• [TASK TO COMPLETE]: Quote the listing below in full and exactly as written, but omit every picture.
* Start LISTED ENTRIES *
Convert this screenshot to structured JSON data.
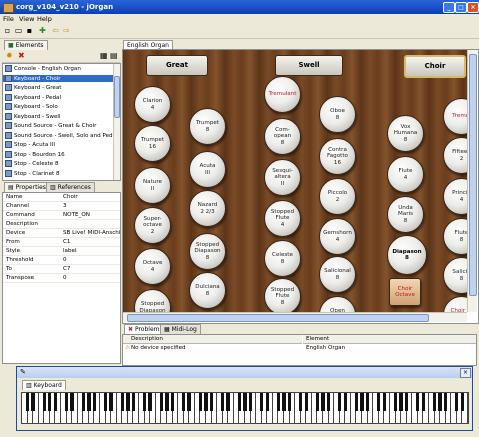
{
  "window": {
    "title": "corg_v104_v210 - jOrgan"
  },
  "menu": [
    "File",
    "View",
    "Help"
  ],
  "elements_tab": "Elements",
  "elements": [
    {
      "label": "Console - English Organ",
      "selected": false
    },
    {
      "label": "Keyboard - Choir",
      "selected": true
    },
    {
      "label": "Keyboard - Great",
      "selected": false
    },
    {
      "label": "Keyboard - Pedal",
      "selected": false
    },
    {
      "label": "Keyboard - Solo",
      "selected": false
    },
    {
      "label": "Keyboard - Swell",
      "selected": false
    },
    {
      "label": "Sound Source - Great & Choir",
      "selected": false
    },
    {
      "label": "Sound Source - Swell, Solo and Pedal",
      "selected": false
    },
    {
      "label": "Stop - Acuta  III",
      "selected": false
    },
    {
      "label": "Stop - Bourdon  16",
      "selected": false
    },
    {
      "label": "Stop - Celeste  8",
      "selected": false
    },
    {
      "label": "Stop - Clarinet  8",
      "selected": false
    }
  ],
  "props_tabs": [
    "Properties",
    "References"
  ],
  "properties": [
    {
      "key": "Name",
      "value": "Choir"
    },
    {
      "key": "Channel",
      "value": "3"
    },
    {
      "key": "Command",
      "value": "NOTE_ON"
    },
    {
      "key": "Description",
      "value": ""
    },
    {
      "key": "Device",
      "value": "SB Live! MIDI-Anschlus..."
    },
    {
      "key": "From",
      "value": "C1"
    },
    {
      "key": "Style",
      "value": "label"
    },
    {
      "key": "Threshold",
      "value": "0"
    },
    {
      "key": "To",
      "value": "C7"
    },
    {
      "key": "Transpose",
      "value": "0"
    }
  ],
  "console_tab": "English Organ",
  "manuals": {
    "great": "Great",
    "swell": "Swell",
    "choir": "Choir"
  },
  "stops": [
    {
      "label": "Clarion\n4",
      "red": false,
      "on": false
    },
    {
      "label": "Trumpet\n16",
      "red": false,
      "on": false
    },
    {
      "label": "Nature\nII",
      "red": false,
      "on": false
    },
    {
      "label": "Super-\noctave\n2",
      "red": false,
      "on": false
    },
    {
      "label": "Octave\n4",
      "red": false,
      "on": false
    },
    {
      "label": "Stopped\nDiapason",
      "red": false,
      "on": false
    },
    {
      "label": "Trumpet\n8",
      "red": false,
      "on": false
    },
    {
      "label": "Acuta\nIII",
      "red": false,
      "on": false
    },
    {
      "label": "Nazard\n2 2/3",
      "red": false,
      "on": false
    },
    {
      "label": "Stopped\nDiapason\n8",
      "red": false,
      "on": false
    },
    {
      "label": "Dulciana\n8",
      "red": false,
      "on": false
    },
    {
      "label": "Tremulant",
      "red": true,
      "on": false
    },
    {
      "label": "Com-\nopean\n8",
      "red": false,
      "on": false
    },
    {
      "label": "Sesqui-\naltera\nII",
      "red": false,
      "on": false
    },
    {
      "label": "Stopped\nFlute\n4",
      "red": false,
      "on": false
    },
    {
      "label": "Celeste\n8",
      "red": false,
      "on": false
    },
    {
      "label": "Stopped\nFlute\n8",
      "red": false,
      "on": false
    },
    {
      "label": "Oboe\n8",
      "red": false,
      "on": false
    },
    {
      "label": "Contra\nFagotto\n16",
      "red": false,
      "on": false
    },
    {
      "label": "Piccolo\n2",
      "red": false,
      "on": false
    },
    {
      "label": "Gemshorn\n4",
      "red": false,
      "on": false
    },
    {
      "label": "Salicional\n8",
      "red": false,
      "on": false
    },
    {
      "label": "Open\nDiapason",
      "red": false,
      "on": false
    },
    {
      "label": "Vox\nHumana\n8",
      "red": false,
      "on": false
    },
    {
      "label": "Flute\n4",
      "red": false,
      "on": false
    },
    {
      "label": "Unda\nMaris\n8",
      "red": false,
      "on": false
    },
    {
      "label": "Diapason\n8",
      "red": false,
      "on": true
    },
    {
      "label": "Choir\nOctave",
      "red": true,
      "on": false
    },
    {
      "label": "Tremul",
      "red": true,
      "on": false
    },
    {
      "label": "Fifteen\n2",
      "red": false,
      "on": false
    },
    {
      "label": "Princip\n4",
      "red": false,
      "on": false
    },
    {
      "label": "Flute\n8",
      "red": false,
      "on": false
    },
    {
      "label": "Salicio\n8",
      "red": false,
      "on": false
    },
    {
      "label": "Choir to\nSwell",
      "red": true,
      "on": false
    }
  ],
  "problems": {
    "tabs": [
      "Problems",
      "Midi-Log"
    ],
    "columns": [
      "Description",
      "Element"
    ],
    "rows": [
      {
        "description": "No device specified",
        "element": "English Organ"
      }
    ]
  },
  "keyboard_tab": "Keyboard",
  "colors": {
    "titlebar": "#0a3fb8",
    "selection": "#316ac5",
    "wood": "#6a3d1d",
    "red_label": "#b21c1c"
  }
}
* End LISTED ENTRIES *
• [REPLY]:
Convert this screenshot to structured JSON data.
{
  "window": {
    "title": "corg_v104_v210 - jOrgan"
  },
  "menu": [
    "File",
    "View",
    "Help"
  ],
  "elements_tab": "Elements",
  "elements": [
    {
      "label": "Console - English Organ",
      "selected": false
    },
    {
      "label": "Keyboard - Choir",
      "selected": true
    },
    {
      "label": "Keyboard - Great",
      "selected": false
    },
    {
      "label": "Keyboard - Pedal",
      "selected": false
    },
    {
      "label": "Keyboard - Solo",
      "selected": false
    },
    {
      "label": "Keyboard - Swell",
      "selected": false
    },
    {
      "label": "Sound Source - Great & Choir",
      "selected": false
    },
    {
      "label": "Sound Source - Swell, Solo and Pedal",
      "selected": false
    },
    {
      "label": "Stop - Acuta  III",
      "selected": false
    },
    {
      "label": "Stop - Bourdon  16",
      "selected": false
    },
    {
      "label": "Stop - Celeste  8",
      "selected": false
    },
    {
      "label": "Stop - Clarinet  8",
      "selected": false
    }
  ],
  "props_tabs": [
    "Properties",
    "References"
  ],
  "properties": [
    {
      "key": "Name",
      "value": "Choir"
    },
    {
      "key": "Channel",
      "value": "3"
    },
    {
      "key": "Command",
      "value": "NOTE_ON"
    },
    {
      "key": "Description",
      "value": ""
    },
    {
      "key": "Device",
      "value": "SB Live! MIDI-Anschlus..."
    },
    {
      "key": "From",
      "value": "C1"
    },
    {
      "key": "Style",
      "value": "label"
    },
    {
      "key": "Threshold",
      "value": "0"
    },
    {
      "key": "To",
      "value": "C7"
    },
    {
      "key": "Transpose",
      "value": "0"
    }
  ],
  "console_tab": "English Organ",
  "manuals": {
    "great": "Great",
    "swell": "Swell",
    "choir": "Choir"
  },
  "stops": [
    {
      "label": "Clarion\n4",
      "red": false,
      "on": false
    },
    {
      "label": "Trumpet\n16",
      "red": false,
      "on": false
    },
    {
      "label": "Nature\nII",
      "red": false,
      "on": false
    },
    {
      "label": "Super-\noctave\n2",
      "red": false,
      "on": false
    },
    {
      "label": "Octave\n4",
      "red": false,
      "on": false
    },
    {
      "label": "Stopped\nDiapason",
      "red": false,
      "on": false
    },
    {
      "label": "Trumpet\n8",
      "red": false,
      "on": false
    },
    {
      "label": "Acuta\nIII",
      "red": false,
      "on": false
    },
    {
      "label": "Nazard\n2 2/3",
      "red": false,
      "on": false
    },
    {
      "label": "Stopped\nDiapason\n8",
      "red": false,
      "on": false
    },
    {
      "label": "Dulciana\n8",
      "red": false,
      "on": false
    },
    {
      "label": "Tremulant",
      "red": true,
      "on": false
    },
    {
      "label": "Com-\nopean\n8",
      "red": false,
      "on": false
    },
    {
      "label": "Sesqui-\naltera\nII",
      "red": false,
      "on": false
    },
    {
      "label": "Stopped\nFlute\n4",
      "red": false,
      "on": false
    },
    {
      "label": "Celeste\n8",
      "red": false,
      "on": false
    },
    {
      "label": "Stopped\nFlute\n8",
      "red": false,
      "on": false
    },
    {
      "label": "Oboe\n8",
      "red": false,
      "on": false
    },
    {
      "label": "Contra\nFagotto\n16",
      "red": false,
      "on": false
    },
    {
      "label": "Piccolo\n2",
      "red": false,
      "on": false
    },
    {
      "label": "Gemshorn\n4",
      "red": false,
      "on": false
    },
    {
      "label": "Salicional\n8",
      "red": false,
      "on": false
    },
    {
      "label": "Open\nDiapason",
      "red": false,
      "on": false
    },
    {
      "label": "Vox\nHumana\n8",
      "red": false,
      "on": false
    },
    {
      "label": "Flute\n4",
      "red": false,
      "on": false
    },
    {
      "label": "Unda\nMaris\n8",
      "red": false,
      "on": false
    },
    {
      "label": "Diapason\n8",
      "red": false,
      "on": true
    },
    {
      "label": "Choir\nOctave",
      "red": true,
      "on": false
    },
    {
      "label": "Tremul",
      "red": true,
      "on": false
    },
    {
      "label": "Fifteen\n2",
      "red": false,
      "on": false
    },
    {
      "label": "Princip\n4",
      "red": false,
      "on": false
    },
    {
      "label": "Flute\n8",
      "red": false,
      "on": false
    },
    {
      "label": "Salicio\n8",
      "red": false,
      "on": false
    },
    {
      "label": "Choir to\nSwell",
      "red": true,
      "on": false
    }
  ],
  "problems": {
    "tabs": [
      "Problems",
      "Midi-Log"
    ],
    "columns": [
      "Description",
      "Element"
    ],
    "rows": [
      {
        "description": "No device specified",
        "element": "English Organ"
      }
    ]
  },
  "keyboard_tab": "Keyboard",
  "colors": {
    "titlebar": "#0a3fb8",
    "selection": "#316ac5",
    "wood": "#6a3d1d",
    "red_label": "#b21c1c"
  }
}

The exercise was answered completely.